§ **Given passage**:

Mayor Bill de Blasio has made affordable housing

Mayor Bill de Blasio has made affordable housing a priority for his administration. Photo Credit: Getty Images / Hilary Swift-Pool

Affordable housing in New York is a complex topic, but it's something Mayor Bill de Blasio has spoken about quite often. He proposed a 10-year plan that has a number of proposals and reforms. 

Two of the most talked about reforms are the Mandatory Inclusionary Housing program and the Zoning for Quality and Affordability plan, which passed the necessary vote in City Council in March.

Here is a breakdown of some of the goals and proposals of the mayor's plan:

What is the goal of the plan?

De Blasio’s goal is to create and preserve 200,000 units of affordable housing throughout the five boroughs over 10 years. Of the 200,000, 60%, or 120,000, will be from preservation and 40%, or 80,000, will be new construction, according to the plan.

How does the city define affordable housing?

The city decides what is affordable based on a household’s percentage of the area median income. In 2015, the AMI for a family of four in New York City was $86,300. How much less or more your family’s income is than the AMI will determine your affordable monthly rent.

For example, if the income of a household of four falls in the 51% to 80% of AMI, that family would be considered “Low Income.” The city estimates that the income would be between $41,951 and $67,120 annually, and an affordable rent would be $1,050 to $1,678 each month. The mayor’s plan includes a chart showing the income levels and corresponding affordable rent on page 6.

Which income levels will benefit?

According to the plan, there will be affordable housing available for each level of income from “Extremely Low Income” to “Middle Income.” The middle group, “Low Income” will benefit the most, receiving nearly 60 percent of the 200,000 projected units. Each of the other levels of income will receive eight to 12 percent of the units. A chart on page 11 of the plan shows this breakdown.

What is the cost of the plan and how will it be funded?

The plan will cost $41.4 billion. It will receive funding from the city, state and federal government. One of the areas highlighted in the report is the plan to strengthen tax incentives to invest in affordable housing.

“The City has a set of tax exemptions and abatements to promote the development of market-rate housing as well as the development and maintenance of affordable housing,” the report reads. “Over time, some of these tax benefit programs have become inconsistent and overly complex.” One of the tax incentives under review is the 421-a tax exemption program, which exempts property taxes based on the location, use and met requirements for affordable housing.

What does Mandatory Inclusionary Housing mean?

The Mandatory Inclusionary Housing program will require new housing in rezoned areas to include a certain percentage of permanent affordable housing units in any new building. This means, when the City Planning Commission and City Council approve the rezoning of a neighborhood or building (for example, to add more stories to a building), they will determine the required percentage of affordable units in the new housing.

They can choose between the following options, or they can require both:

-25% of the building’s units set aside for households that fall in the 60% area median income

-30% of units set aside for households that fall in the 80% area median income

They also have the option to add one or both of the following requirements:

-20% of units set aside for households that fall in the 40% area median income

-30% of units set aside for households that fall in the 115% area median income, with 5% required for households in the 70% area median income and 5% for households in the 90% area median income

What is the Zoning for Quality and Affordability plan?

§ **Goal**: Continue the article on Mayor de Blasio's affordable housing plan from the point where it stops. The lines that come next are separate material and not part of the housing article.

§ **Dataset content**:
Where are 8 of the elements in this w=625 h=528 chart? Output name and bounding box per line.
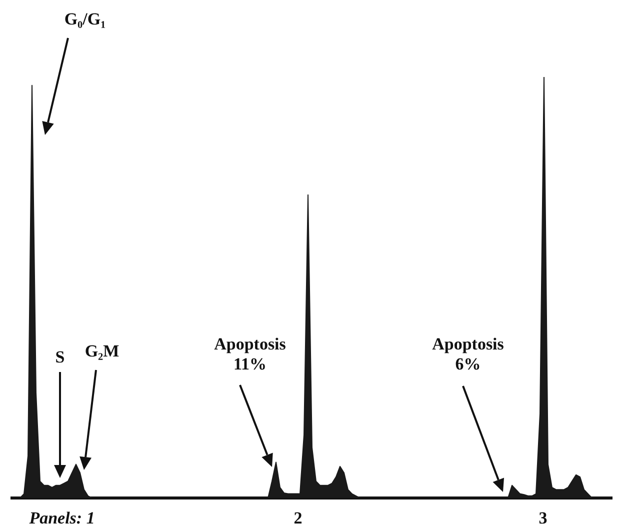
text: G₀/G₁ [64, 9, 106, 28]
annotation: Apoptosis 11% [214, 334, 286, 374]
annotation: G₂M [84, 341, 120, 360]
annotation: Apoptosis 6% [432, 334, 504, 374]
annotation: S [55, 347, 65, 366]
text: 2 [294, 508, 302, 528]
text: Panels: 1 [28, 508, 95, 528]
text: 3 [538, 508, 548, 528]
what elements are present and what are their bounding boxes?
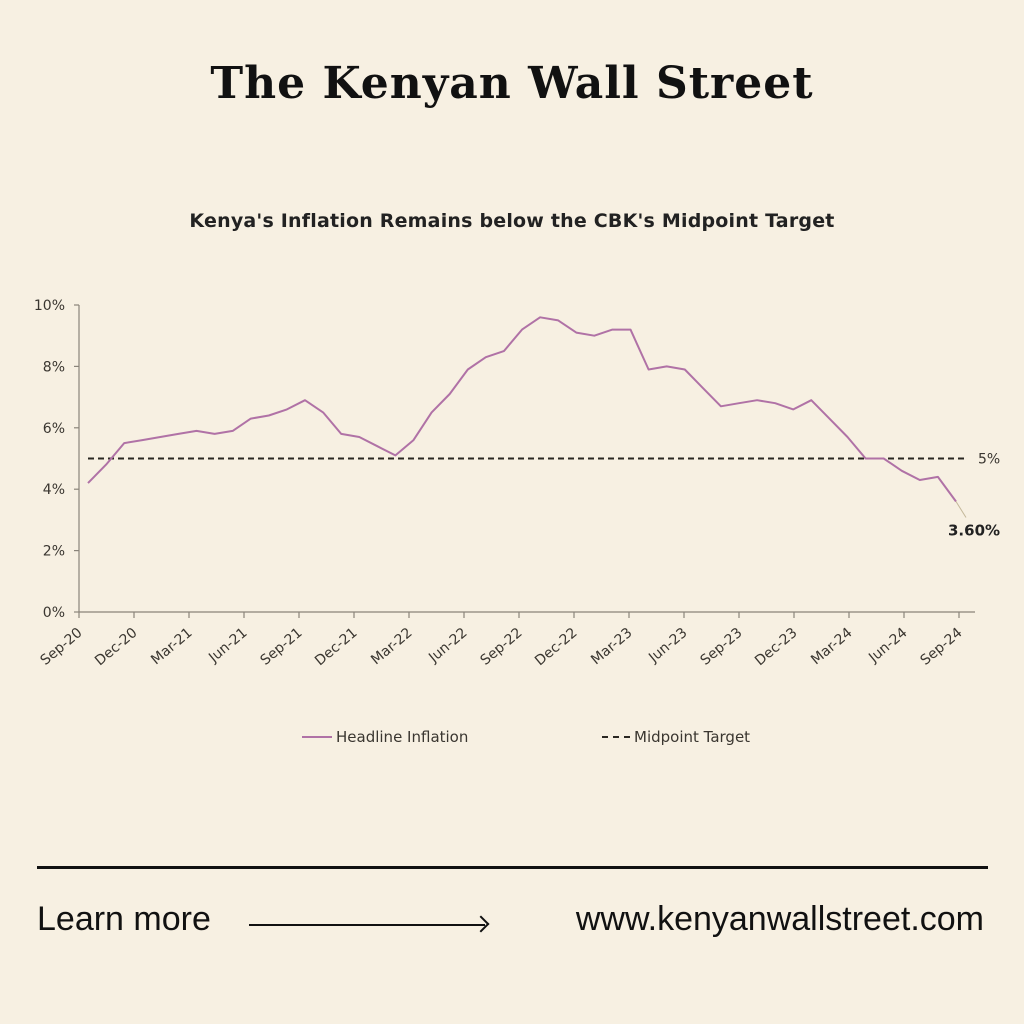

§ **Reply to the exercise**:
The Zoning for Quality and Affordability plan will change the city’s zoning regulations. The changes include allowing additional stories to be built on certain buildings and reducing the current requirements for parking lots. The changes are intended to make more space available to be used for affordable and senior housing.

A list of the changes in maximum building heights and a map of the adjusted parking requirements are shown on a fact sheet about the plan.

Where will this all start?

East New York, Brooklyn, is the first neighborhood to be rezoned under Mandatory Inclusionary Housing program and Zoning for Quality and Affordability plan. In April, City Council approved these proposals with some adjustments, allowing the rezoning to proceed in this neighborhood. The plan for East New York also includes building a primary and intermediate school, creating pedestrian-friendly streets and creating incentives for business growth within the neighborhood.

The Housing New York plan will focus on a number of other neighborhoods, which are listed and explained on the Department of City Planning website.

How do you know if you are eligible for affordable housing?

Different developments have different eligibility requirements. You can search the options available on, and determine if you are eligible. Eligibility depends on your household income, the number of people in your household and your credit history, among other factors.

How do you apply for affordable housing?

You can apply at by creating an account and filling out an online application or calling 311.

Applications can take two to 10 months after the deadline to process, and they are selected through a lottery system. If your application is selected and you meet the eligibility requirements, you will be invited to an interview with the developer. During the interview, you have to present a number of documents including a copy of your current lease or letter from your landlord and copies of your recent rent checks and bills. A full list of the required documents is available on the website.

After the interview you will either be confirmed or denied housing. If you are rejected, you can appeal or apply to another development.